▶ _Exercise prompt_:
Repeat every record below exactly, but leave out any pictures.

▶ _Task material_:
--- Start ---

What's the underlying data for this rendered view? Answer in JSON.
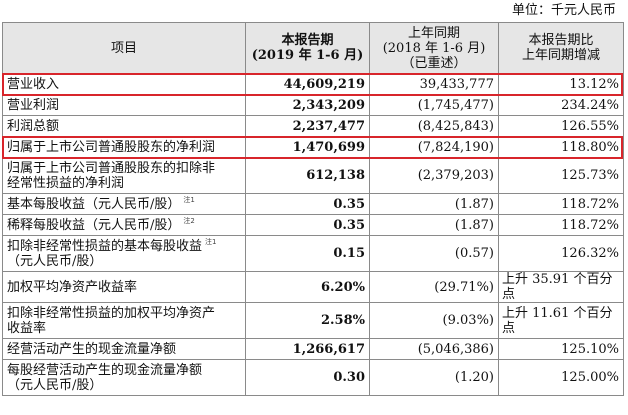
{
  "unit": "单位：千元人民币",
  "headers": {
    "item": "项目",
    "current": [
      "本报告期",
      "(2019 年 1-6 月)"
    ],
    "previous": [
      "上年同期",
      "(2018 年 1-6 月)",
      "（已重述）"
    ],
    "change": [
      "本报告期比",
      "上年同期增减"
    ]
  },
  "rows": [
    {
      "item": [
        "营业收入"
      ],
      "current": "44,609,219",
      "previous": "39,433,777",
      "change": "13.12%",
      "highlight": true
    },
    {
      "item": [
        "营业利润"
      ],
      "current": "2,343,209",
      "previous": "(1,745,477)",
      "change": "234.24%"
    },
    {
      "item": [
        "利润总额"
      ],
      "current": "2,237,477",
      "previous": "(8,425,843)",
      "change": "126.55%"
    },
    {
      "item": [
        "归属于上市公司普通股股东的净利润"
      ],
      "current": "1,470,699",
      "previous": "(7,824,190)",
      "change": "118.80%",
      "highlight": true
    },
    {
      "item": [
        "归属于上市公司普通股股东的扣除非",
        "经常性损益的净利润"
      ],
      "current": "612,138",
      "previous": "(2,379,203)",
      "change": "125.73%"
    },
    {
      "item": [
        "基本每股收益（元人民币/股）"
      ],
      "note": "注1",
      "current": "0.35",
      "previous": "(1.87)",
      "change": "118.72%"
    },
    {
      "item": [
        "稀释每股收益（元人民币/股）"
      ],
      "note": "注2",
      "current": "0.35",
      "previous": "(1.87)",
      "change": "118.72%"
    },
    {
      "item": [
        "扣除非经常性损益的基本每股收益",
        "（元人民币/股）"
      ],
      "note": "注1",
      "current": "0.15",
      "previous": "(0.57)",
      "change": "126.32%"
    },
    {
      "item": [
        "加权平均净资产收益率"
      ],
      "current": "6.20%",
      "previous": "(29.71%)",
      "change": "上升 35.91 个百分点",
      "change_align": "left"
    },
    {
      "item": [
        "扣除非经常性损益的加权平均净资产",
        "收益率"
      ],
      "current": "2.58%",
      "previous": "(9.03%)",
      "change": "上升 11.61 个百分点",
      "change_align": "left"
    },
    {
      "item": [
        "经营活动产生的现金流量净额"
      ],
      "current": "1,266,617",
      "previous": "(5,046,386)",
      "change": "125.10%"
    },
    {
      "item": [
        "每股经营活动产生的现金流量净额",
        "（元人民币/股）"
      ],
      "current": "0.30",
      "previous": "(1.20)",
      "change": "125.00%"
    }
  ],
  "colors": {
    "highlight_border": "#d8252b",
    "header_bg": "#e6e6e6",
    "grid": "#8a8a8a"
  }
}
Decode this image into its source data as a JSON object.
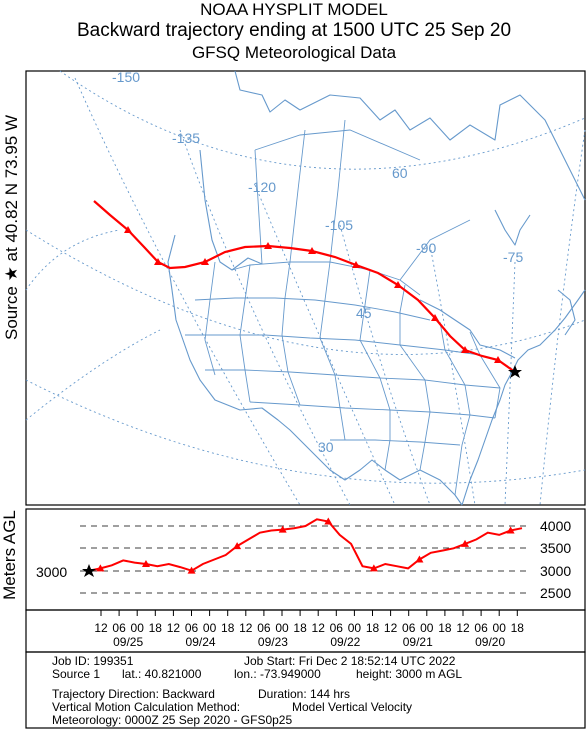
{
  "header": {
    "line1": "NOAA HYSPLIT MODEL",
    "line2": "Backward trajectory ending at 1500 UTC 25 Sep 20",
    "line3": "GFSQ Meteorological Data"
  },
  "source_label": "Source ★ at 40.82 N 73.95 W",
  "map": {
    "longitude_labels": [
      "-150",
      "-135",
      "-120",
      "-105",
      "-90",
      "-75",
      "60",
      "45",
      "30"
    ],
    "trajectory_color": "#ff0000",
    "map_line_color": "#6699cc",
    "source_marker": "star-icon"
  },
  "height_panel": {
    "ylabel": "Meters AGL",
    "source_height": "3000",
    "ticks": [
      "4000",
      "3500",
      "3000",
      "2500"
    ]
  },
  "time_axis": {
    "hours": [
      "12",
      "06",
      "00",
      "18",
      "12",
      "06",
      "00",
      "18",
      "12",
      "06",
      "00",
      "18",
      "12",
      "06",
      "00",
      "18",
      "12",
      "06",
      "00",
      "18",
      "12",
      "06",
      "00",
      "18"
    ],
    "dates": [
      "09/25",
      "09/24",
      "09/23",
      "09/22",
      "09/21",
      "09/20"
    ]
  },
  "chart_data": {
    "type": "line",
    "series": [
      {
        "values_agl_m": [
          3000,
          3050,
          3120,
          3230,
          3180,
          3150,
          3100,
          3150,
          3080,
          3000,
          3150,
          3250,
          3350,
          3550,
          3700,
          3850,
          3900,
          3920,
          3950,
          4000,
          4150,
          4100,
          3800,
          3600,
          3100,
          3050,
          3150,
          3100,
          3050,
          3250,
          3400,
          3450,
          3500,
          3600,
          3700,
          3850,
          3800,
          3900,
          3950
        ]
      }
    ],
    "ylim": [
      2500,
      4000
    ],
    "grid": true
  },
  "footer": {
    "job_id": "Job ID: 199351",
    "job_start": "Job Start: Fri Dec  2 18:52:14 UTC 2022",
    "source": "Source 1",
    "lat": "lat.: 40.821000",
    "lon": "lon.: -73.949000",
    "height": "height: 3000 m AGL",
    "direction": "Trajectory Direction: Backward",
    "duration": "Duration: 144 hrs",
    "vertical": "Vertical Motion Calculation Method:",
    "vertical_value": "Model Vertical Velocity",
    "meteorology": "Meteorology: 0000Z 25 Sep 2020 - GFS0p25"
  }
}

--- End ---

▶ _Reply to the task_:
What's the underlying data for this rendered view? Answer in JSON.
{
  "unit": "单位：千元人民币",
  "headers": {
    "item": "项目",
    "current": [
      "本报告期",
      "(2019 年 1-6 月)"
    ],
    "previous": [
      "上年同期",
      "(2018 年 1-6 月)",
      "（已重述）"
    ],
    "change": [
      "本报告期比",
      "上年同期增减"
    ]
  },
  "rows": [
    {
      "item": [
        "营业收入"
      ],
      "current": "44,609,219",
      "previous": "39,433,777",
      "change": "13.12%",
      "highlight": true
    },
    {
      "item": [
        "营业利润"
      ],
      "current": "2,343,209",
      "previous": "(1,745,477)",
      "change": "234.24%"
    },
    {
      "item": [
        "利润总额"
      ],
      "current": "2,237,477",
      "previous": "(8,425,843)",
      "change": "126.55%"
    },
    {
      "item": [
        "归属于上市公司普通股股东的净利润"
      ],
      "current": "1,470,699",
      "previous": "(7,824,190)",
      "change": "118.80%",
      "highlight": true
    },
    {
      "item": [
        "归属于上市公司普通股股东的扣除非",
        "经常性损益的净利润"
      ],
      "current": "612,138",
      "previous": "(2,379,203)",
      "change": "125.73%"
    },
    {
      "item": [
        "基本每股收益（元人民币/股）"
      ],
      "note": "注1",
      "current": "0.35",
      "previous": "(1.87)",
      "change": "118.72%"
    },
    {
      "item": [
        "稀释每股收益（元人民币/股）"
      ],
      "note": "注2",
      "current": "0.35",
      "previous": "(1.87)",
      "change": "118.72%"
    },
    {
      "item": [
        "扣除非经常性损益的基本每股收益",
        "（元人民币/股）"
      ],
      "note": "注1",
      "current": "0.15",
      "previous": "(0.57)",
      "change": "126.32%"
    },
    {
      "item": [
        "加权平均净资产收益率"
      ],
      "current": "6.20%",
      "previous": "(29.71%)",
      "change": "上升 35.91 个百分点",
      "change_align": "left"
    },
    {
      "item": [
        "扣除非经常性损益的加权平均净资产",
        "收益率"
      ],
      "current": "2.58%",
      "previous": "(9.03%)",
      "change": "上升 11.61 个百分点",
      "change_align": "left"
    },
    {
      "item": [
        "经营活动产生的现金流量净额"
      ],
      "current": "1,266,617",
      "previous": "(5,046,386)",
      "change": "125.10%"
    },
    {
      "item": [
        "每股经营活动产生的现金流量净额",
        "（元人民币/股）"
      ],
      "current": "0.30",
      "previous": "(1.20)",
      "change": "125.00%"
    }
  ],
  "colors": {
    "highlight_border": "#d8252b",
    "header_bg": "#e6e6e6",
    "grid": "#8a8a8a"
  }
}
Decode this image into its source data as a JSON object.
{
  "header": {
    "line1": "NOAA HYSPLIT MODEL",
    "line2": "Backward trajectory ending at 1500 UTC 25 Sep 20",
    "line3": "GFSQ Meteorological Data"
  },
  "source_label": "Source ★ at 40.82 N 73.95 W",
  "map": {
    "longitude_labels": [
      "-150",
      "-135",
      "-120",
      "-105",
      "-90",
      "-75",
      "60",
      "45",
      "30"
    ],
    "trajectory_color": "#ff0000",
    "map_line_color": "#6699cc",
    "source_marker": "star-icon"
  },
  "height_panel": {
    "ylabel": "Meters AGL",
    "source_height": "3000",
    "ticks": [
      "4000",
      "3500",
      "3000",
      "2500"
    ]
  },
  "time_axis": {
    "hours": [
      "12",
      "06",
      "00",
      "18",
      "12",
      "06",
      "00",
      "18",
      "12",
      "06",
      "00",
      "18",
      "12",
      "06",
      "00",
      "18",
      "12",
      "06",
      "00",
      "18",
      "12",
      "06",
      "00",
      "18"
    ],
    "dates": [
      "09/25",
      "09/24",
      "09/23",
      "09/22",
      "09/21",
      "09/20"
    ]
  },
  "chart_data": {
    "type": "line",
    "series": [
      {
        "values_agl_m": [
          3000,
          3050,
          3120,
          3230,
          3180,
          3150,
          3100,
          3150,
          3080,
          3000,
          3150,
          3250,
          3350,
          3550,
          3700,
          3850,
          3900,
          3920,
          3950,
          4000,
          4150,
          4100,
          3800,
          3600,
          3100,
          3050,
          3150,
          3100,
          3050,
          3250,
          3400,
          3450,
          3500,
          3600,
          3700,
          3850,
          3800,
          3900,
          3950
        ]
      }
    ],
    "ylim": [
      2500,
      4000
    ],
    "grid": true
  },
  "footer": {
    "job_id": "Job ID: 199351",
    "job_start": "Job Start: Fri Dec  2 18:52:14 UTC 2022",
    "source": "Source 1",
    "lat": "lat.: 40.821000",
    "lon": "lon.: -73.949000",
    "height": "height: 3000 m AGL",
    "direction": "Trajectory Direction: Backward",
    "duration": "Duration: 144 hrs",
    "vertical": "Vertical Motion Calculation Method:",
    "vertical_value": "Model Vertical Velocity",
    "meteorology": "Meteorology: 0000Z 25 Sep 2020 - GFS0p25"
  }
}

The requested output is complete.